• [Problem to work on] The records below must be output exactly, without pictures.

Items from a figure collection
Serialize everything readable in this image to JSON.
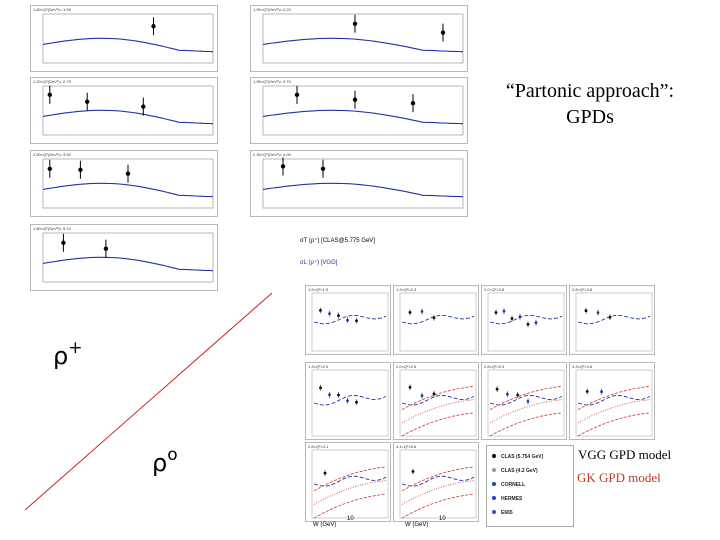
{
  "slide": {
    "title_line1": "“Partonic  approach”:",
    "title_line2": "GPDs",
    "rho_plus_symbol": "ρ",
    "rho_plus_sup": "+",
    "rho_zero_symbol": "ρ",
    "rho_zero_sup": "o",
    "vgg_label": "VGG GPD model",
    "gk_label": "GK GPD model",
    "colors": {
      "vgg": "#000000",
      "gk": "#c0392b",
      "diagonal": "#cc2222",
      "curve": "#2233aa"
    }
  },
  "rho_plus_panels": [
    {
      "header": "1.60<Q²(GeV²)< 1.90"
    },
    {
      "header": "1.90<Q²(GeV²)< 2.20"
    },
    {
      "header": "1.20<Q²(GeV²)< 2.75"
    },
    {
      "header": "1.95<Q²(GeV²)< 3.70"
    },
    {
      "header": "2.00<Q²(GeV²)< 3.50"
    },
    {
      "header": "2.30<Q²(GeV²)< 4.00"
    },
    {
      "header": "1.80<Q²(GeV²)< 5.10"
    }
  ],
  "rho_plus_legend": {
    "line1": "σT (ρ⁺) [CLAS@5.775 GeV]",
    "line2": "σL (ρ⁺) [VGG]"
  },
  "rho_zero_panels": [
    {
      "header": "1.5<Q²<1.9"
    },
    {
      "header": "1.9<Q²<2.3"
    },
    {
      "header": "2.0<Q²<2.8"
    },
    {
      "header": "2.8<Q²<3.8"
    },
    {
      "header": "1.3<Q²<2.0"
    },
    {
      "header": "2.0<Q²<2.6"
    },
    {
      "header": "2.6<Q²<3.3"
    },
    {
      "header": "3.3<Q²<4.6"
    },
    {
      "header": "2.6<Q²<4.1"
    },
    {
      "header": "4.1<Q²<5.6"
    }
  ],
  "rho_zero_legend": [
    {
      "label": "CLAS (5.754 GeV)",
      "color": "#000000"
    },
    {
      "label": "CLAS (4.2 GeV)",
      "color": "#999999"
    },
    {
      "label": "CORNELL",
      "color": "#2244aa"
    },
    {
      "label": "HERMES",
      "color": "#2244cc"
    },
    {
      "label": "E665",
      "color": "#3355bb"
    }
  ],
  "rho_zero_axis": {
    "xlabel": "W (GeV)",
    "xtick": "10",
    "ylabel_top": "σL(γ*p→ρ⁰p) (μb)",
    "ylabel_mid": "σL(γ*p→ρ⁰p) (μb)",
    "ylabel_bot": "σL(γ*p→ρ⁰p) (μb)",
    "ytick_top": "10⁻¹",
    "ytick_bot": "10⁻²"
  }
}
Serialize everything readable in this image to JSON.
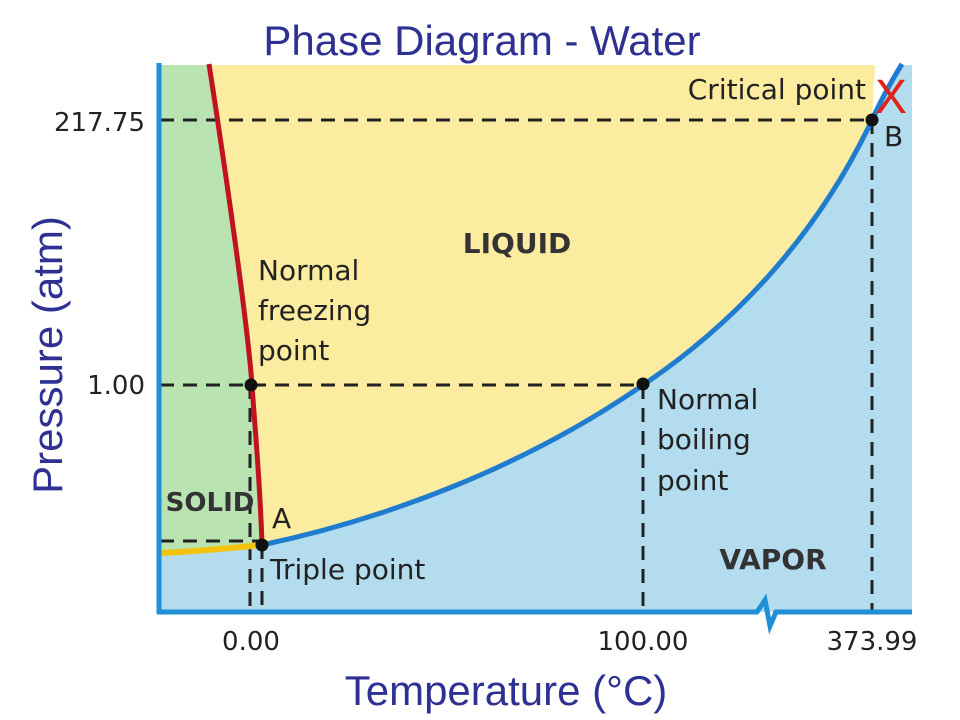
{
  "title": "Phase Diagram - Water",
  "colors": {
    "solid_region": "#b9e3b0",
    "liquid_region": "#fbec9f",
    "vapor_region": "#b3dcef",
    "fusion_curve": "#c1121f",
    "vaporization_curve": "#1f7ccf",
    "sublimation_curve": "#f2c40f",
    "axis": "#1f8fd6",
    "title": "#2e3192",
    "critical_marker": "#e3211b"
  },
  "chart_data": {
    "type": "phase-diagram",
    "title": "Phase Diagram - Water",
    "xlabel": "Temperature (°C)",
    "ylabel": "Pressure (atm)",
    "x_ticks": [
      "0.00",
      "100.00",
      "373.99"
    ],
    "y_ticks": [
      "217.75",
      "1.00"
    ],
    "axis_scale": "not to scale (broken temperature axis)",
    "regions": [
      "SOLID",
      "LIQUID",
      "VAPOR"
    ],
    "points": [
      {
        "name": "triple_point",
        "label": "Triple point",
        "letter": "A"
      },
      {
        "name": "normal_freezing_point",
        "label": "Normal freezing point",
        "temperature": 0.0,
        "pressure": 1.0
      },
      {
        "name": "normal_boiling_point",
        "label": "Normal boiling point",
        "temperature": 100.0,
        "pressure": 1.0
      },
      {
        "name": "critical_point",
        "label": "Critical point",
        "letter": "B",
        "marker": "X",
        "temperature": 373.99,
        "pressure": 217.75
      }
    ],
    "curves": [
      "fusion",
      "vaporization",
      "sublimation"
    ]
  }
}
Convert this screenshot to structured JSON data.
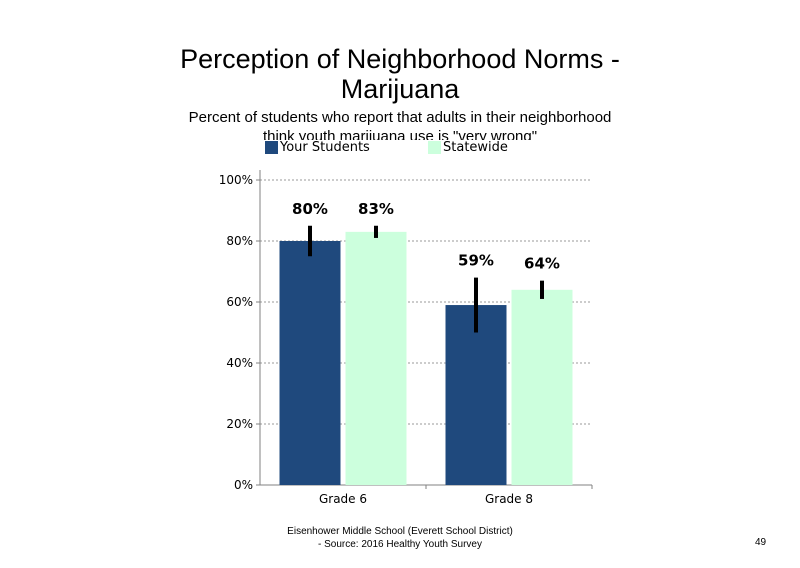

• [Correct answer]
Serialize everything readable in this image to JSON.
{
  "slide": {
    "title_line1": "“Partonic  approach”:",
    "title_line2": "GPDs",
    "rho_plus_symbol": "ρ",
    "rho_plus_sup": "+",
    "rho_zero_symbol": "ρ",
    "rho_zero_sup": "o",
    "vgg_label": "VGG GPD model",
    "gk_label": "GK GPD model",
    "colors": {
      "vgg": "#000000",
      "gk": "#c0392b",
      "diagonal": "#cc2222",
      "curve": "#2233aa"
    }
  },
  "rho_plus_panels": [
    {
      "header": "1.60<Q²(GeV²)< 1.90"
    },
    {
      "header": "1.90<Q²(GeV²)< 2.20"
    },
    {
      "header": "1.20<Q²(GeV²)< 2.75"
    },
    {
      "header": "1.95<Q²(GeV²)< 3.70"
    },
    {
      "header": "2.00<Q²(GeV²)< 3.50"
    },
    {
      "header": "2.30<Q²(GeV²)< 4.00"
    },
    {
      "header": "1.80<Q²(GeV²)< 5.10"
    }
  ],
  "rho_plus_legend": {
    "line1": "σT (ρ⁺) [CLAS@5.775 GeV]",
    "line2": "σL (ρ⁺) [VGG]"
  },
  "rho_zero_panels": [
    {
      "header": "1.5<Q²<1.9"
    },
    {
      "header": "1.9<Q²<2.3"
    },
    {
      "header": "2.0<Q²<2.8"
    },
    {
      "header": "2.8<Q²<3.8"
    },
    {
      "header": "1.3<Q²<2.0"
    },
    {
      "header": "2.0<Q²<2.6"
    },
    {
      "header": "2.6<Q²<3.3"
    },
    {
      "header": "3.3<Q²<4.6"
    },
    {
      "header": "2.6<Q²<4.1"
    },
    {
      "header": "4.1<Q²<5.6"
    }
  ],
  "rho_zero_legend": [
    {
      "label": "CLAS (5.754 GeV)",
      "color": "#000000"
    },
    {
      "label": "CLAS (4.2 GeV)",
      "color": "#999999"
    },
    {
      "label": "CORNELL",
      "color": "#2244aa"
    },
    {
      "label": "HERMES",
      "color": "#2244cc"
    },
    {
      "label": "E665",
      "color": "#3355bb"
    }
  ],
  "rho_zero_axis": {
    "xlabel": "W (GeV)",
    "xtick": "10",
    "ylabel_top": "σL(γ*p→ρ⁰p) (μb)",
    "ylabel_mid": "σL(γ*p→ρ⁰p) (μb)",
    "ylabel_bot": "σL(γ*p→ρ⁰p) (μb)",
    "ytick_top": "10⁻¹",
    "ytick_bot": "10⁻²"
  }
}
Serialize everything readable in this image to JSON.
{
  "title": "Phase Diagram - Water",
  "colors": {
    "solid_region": "#b9e3b0",
    "liquid_region": "#fbec9f",
    "vapor_region": "#b3dcef",
    "fusion_curve": "#c1121f",
    "vaporization_curve": "#1f7ccf",
    "sublimation_curve": "#f2c40f",
    "axis": "#1f8fd6",
    "title": "#2e3192",
    "critical_marker": "#e3211b"
  },
  "chart_data": {
    "type": "phase-diagram",
    "title": "Phase Diagram - Water",
    "xlabel": "Temperature (°C)",
    "ylabel": "Pressure (atm)",
    "x_ticks": [
      "0.00",
      "100.00",
      "373.99"
    ],
    "y_ticks": [
      "217.75",
      "1.00"
    ],
    "axis_scale": "not to scale (broken temperature axis)",
    "regions": [
      "SOLID",
      "LIQUID",
      "VAPOR"
    ],
    "points": [
      {
        "name": "triple_point",
        "label": "Triple point",
        "letter": "A"
      },
      {
        "name": "normal_freezing_point",
        "label": "Normal freezing point",
        "temperature": 0.0,
        "pressure": 1.0
      },
      {
        "name": "normal_boiling_point",
        "label": "Normal boiling point",
        "temperature": 100.0,
        "pressure": 1.0
      },
      {
        "name": "critical_point",
        "label": "Critical point",
        "letter": "B",
        "marker": "X",
        "temperature": 373.99,
        "pressure": 217.75
      }
    ],
    "curves": [
      "fusion",
      "vaporization",
      "sublimation"
    ]
  }
}
Convert this screenshot to structured JSON data.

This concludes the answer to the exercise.